▶ ROWS:
===============
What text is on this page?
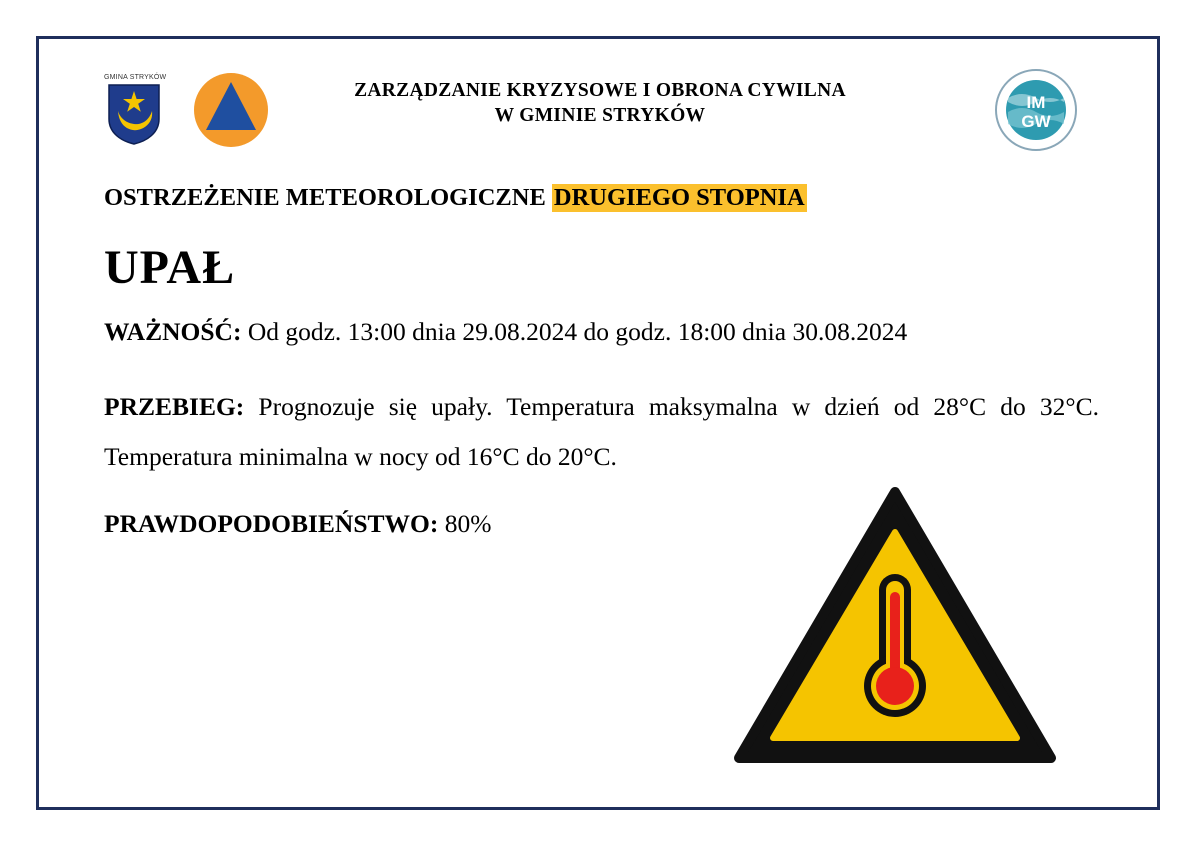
GMINA STRYKÓW
ZARZĄDZANIE KRYZYSOWE I OBRONA CYWILNA
W GMINIE STRYKÓW
IM
GW
OSTRZEŻENIE METEOROLOGICZNE DRUGIEGO STOPNIA
UPAŁ
WAŻNOŚĆ: Od godz. 13:00 dnia 29.08.2024 do godz. 18:00 dnia 30.08.2024
PRZEBIEG: Prognozuje się upały. Temperatura maksymalna w dzień od 28°C do 32°C. Temperatura minimalna w nocy od 16°C do 20°C.
PRAWDOPODOBIEŃSTWO: 80%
===============
▶ PROBLEM STATEMENT: Restate the whole of the material word for word without the pictures.

▶ SOLUTION TO THE PROBLEM:
What text is on this page?
GMINA STRYKÓW
ZARZĄDZANIE KRYZYSOWE I OBRONA CYWILNA
W GMINIE STRYKÓW
IM
GW
OSTRZEŻENIE METEOROLOGICZNE DRUGIEGO STOPNIA
UPAŁ
WAŻNOŚĆ: Od godz. 13:00 dnia 29.08.2024 do godz. 18:00 dnia 30.08.2024
PRZEBIEG: Prognozuje się upały. Temperatura maksymalna w dzień od 28°C do 32°C. Temperatura minimalna w nocy od 16°C do 20°C.
PRAWDOPODOBIEŃSTWO: 80%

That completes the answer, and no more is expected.